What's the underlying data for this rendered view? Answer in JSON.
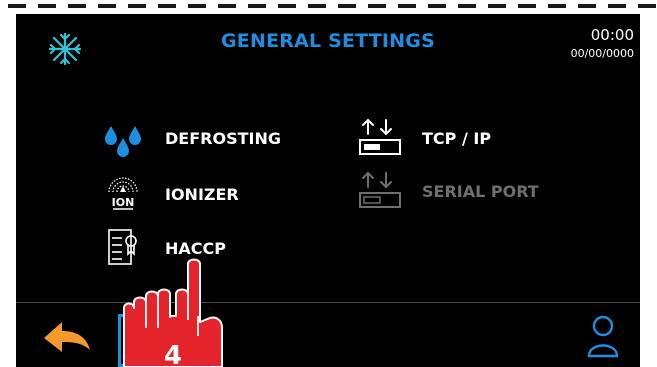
{
  "header": {
    "title": "GENERAL SETTINGS",
    "time": "00:00",
    "date": "00/00/0000"
  },
  "menu": {
    "defrosting": "DEFROSTING",
    "ionizer": "IONIZER",
    "ionizer_icon_text": "ION",
    "haccp": "HACCP",
    "tcp_ip": "TCP / IP",
    "serial_port": "SERIAL PORT"
  },
  "overlay": {
    "step_number": "4"
  },
  "colors": {
    "accent": "#1e8fe0",
    "back_arrow": "#f39a2b",
    "hand": "#e5232b",
    "disabled": "#6f6f6f"
  },
  "icons": [
    "snowflake-icon",
    "water-drops-icon",
    "ionizer-icon",
    "haccp-document-icon",
    "tcp-ip-icon",
    "serial-port-icon",
    "back-arrow-icon",
    "user-icon",
    "pointing-hand-icon"
  ]
}
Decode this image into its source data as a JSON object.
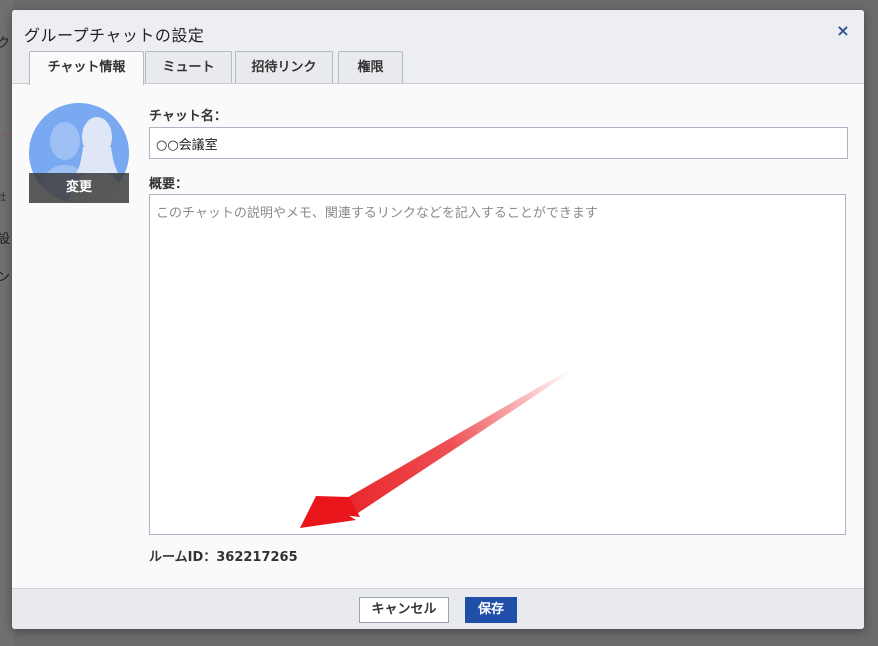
{
  "background": {
    "glyphs": [
      "ク",
      "社",
      "設",
      "ン"
    ]
  },
  "dialog": {
    "title": "グループチャットの設定",
    "close_icon": "×",
    "tabs": [
      {
        "label": "チャット情報",
        "active": true
      },
      {
        "label": "ミュート",
        "active": false
      },
      {
        "label": "招待リンク",
        "active": false
      },
      {
        "label": "権限",
        "active": false
      }
    ]
  },
  "avatar": {
    "icon": "group-avatar-icon",
    "change_label": "変更"
  },
  "form": {
    "name_label": "チャット名：",
    "name_value": "○○会議室",
    "desc_label": "概要：",
    "desc_placeholder": "このチャットの説明やメモ、関連するリンクなどを記入することができます",
    "room_id_text": "ルームID：362217265"
  },
  "footer": {
    "cancel_label": "キャンセル",
    "save_label": "保存"
  },
  "colors": {
    "accent": "#1f4fa8",
    "avatar_bg": "#78a9f1",
    "arrow": "#e8151b"
  }
}
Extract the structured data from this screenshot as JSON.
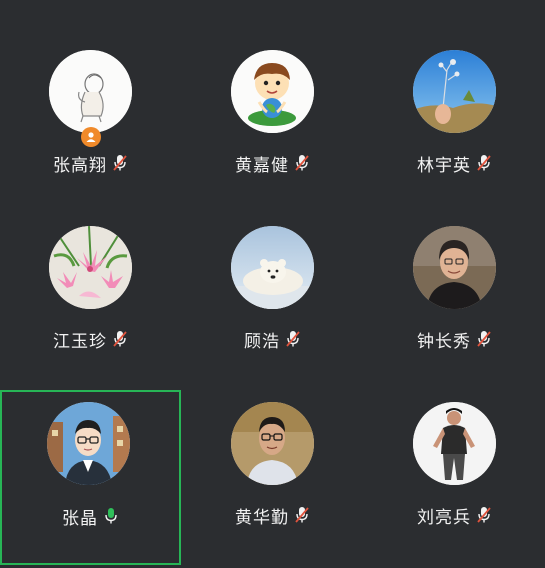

-- -- --

#### [Task brief]
Would you return the data exactly as written, without the pictures?

#### [Exercise answer]
What's the underlying data for this rendered view? Answer in JSON.
{
  "header": {
    "title": "GENERAL SETTINGS",
    "time": "00:00",
    "date": "00/00/0000"
  },
  "menu": {
    "defrosting": "DEFROSTING",
    "ionizer": "IONIZER",
    "ionizer_icon_text": "ION",
    "haccp": "HACCP",
    "tcp_ip": "TCP / IP",
    "serial_port": "SERIAL PORT"
  },
  "overlay": {
    "step_number": "4"
  },
  "colors": {
    "accent": "#1e8fe0",
    "back_arrow": "#f39a2b",
    "hand": "#e5232b",
    "disabled": "#6f6f6f"
  },
  "icons": [
    "snowflake-icon",
    "water-drops-icon",
    "ionizer-icon",
    "haccp-document-icon",
    "tcp-ip-icon",
    "serial-port-icon",
    "back-arrow-icon",
    "user-icon",
    "pointing-hand-icon"
  ]
}
Decode this image into its source data as a JSON object.
{
  "background": {
    "glyphs": [
      "ク",
      "社",
      "設",
      "ン"
    ]
  },
  "dialog": {
    "title": "グループチャットの設定",
    "close_icon": "×",
    "tabs": [
      {
        "label": "チャット情報",
        "active": true
      },
      {
        "label": "ミュート",
        "active": false
      },
      {
        "label": "招待リンク",
        "active": false
      },
      {
        "label": "権限",
        "active": false
      }
    ]
  },
  "avatar": {
    "icon": "group-avatar-icon",
    "change_label": "変更"
  },
  "form": {
    "name_label": "チャット名：",
    "name_value": "○○会議室",
    "desc_label": "概要：",
    "desc_placeholder": "このチャットの説明やメモ、関連するリンクなどを記入することができます",
    "room_id_text": "ルームID：362217265"
  },
  "footer": {
    "cancel_label": "キャンセル",
    "save_label": "保存"
  },
  "colors": {
    "accent": "#1f4fa8",
    "avatar_bg": "#78a9f1",
    "arrow": "#e8151b"
  }
}
Extract the structured data from this screenshot as JSON.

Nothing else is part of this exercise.